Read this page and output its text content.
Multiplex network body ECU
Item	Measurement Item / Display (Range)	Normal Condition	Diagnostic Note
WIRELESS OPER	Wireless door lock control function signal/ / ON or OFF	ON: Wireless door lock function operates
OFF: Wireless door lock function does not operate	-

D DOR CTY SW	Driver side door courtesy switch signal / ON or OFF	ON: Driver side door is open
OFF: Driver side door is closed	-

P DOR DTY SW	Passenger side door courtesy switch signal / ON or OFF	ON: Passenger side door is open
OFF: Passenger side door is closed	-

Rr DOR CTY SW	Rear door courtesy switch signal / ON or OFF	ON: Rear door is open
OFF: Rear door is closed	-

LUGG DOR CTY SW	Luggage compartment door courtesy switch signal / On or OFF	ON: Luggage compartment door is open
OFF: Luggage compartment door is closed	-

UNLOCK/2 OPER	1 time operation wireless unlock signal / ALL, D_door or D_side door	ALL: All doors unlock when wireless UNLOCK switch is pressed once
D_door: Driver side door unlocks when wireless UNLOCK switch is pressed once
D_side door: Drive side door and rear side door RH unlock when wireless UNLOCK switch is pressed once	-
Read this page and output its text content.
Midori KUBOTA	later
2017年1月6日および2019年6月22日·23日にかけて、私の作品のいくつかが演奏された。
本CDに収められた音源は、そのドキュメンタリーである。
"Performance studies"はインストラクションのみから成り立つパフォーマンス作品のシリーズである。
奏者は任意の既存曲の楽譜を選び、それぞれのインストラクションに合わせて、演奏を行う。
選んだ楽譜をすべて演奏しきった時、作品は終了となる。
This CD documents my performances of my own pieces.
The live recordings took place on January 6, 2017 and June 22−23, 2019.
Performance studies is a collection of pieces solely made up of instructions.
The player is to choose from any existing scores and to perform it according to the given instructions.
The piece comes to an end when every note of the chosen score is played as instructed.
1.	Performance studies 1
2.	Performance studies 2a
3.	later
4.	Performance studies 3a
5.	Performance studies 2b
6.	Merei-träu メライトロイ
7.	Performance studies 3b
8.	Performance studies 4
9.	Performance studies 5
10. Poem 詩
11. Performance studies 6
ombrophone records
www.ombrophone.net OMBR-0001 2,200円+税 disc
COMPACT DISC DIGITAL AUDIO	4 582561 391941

◆ Goal
In the records above, find each line that holds the word "function"; copy all such lines.

◆ Answer
WIRELESS OPER	Wireless door lock control function signal/ / ON or OFF	ON: Wireless door lock function operates
OFF: Wireless door lock function does not operate	-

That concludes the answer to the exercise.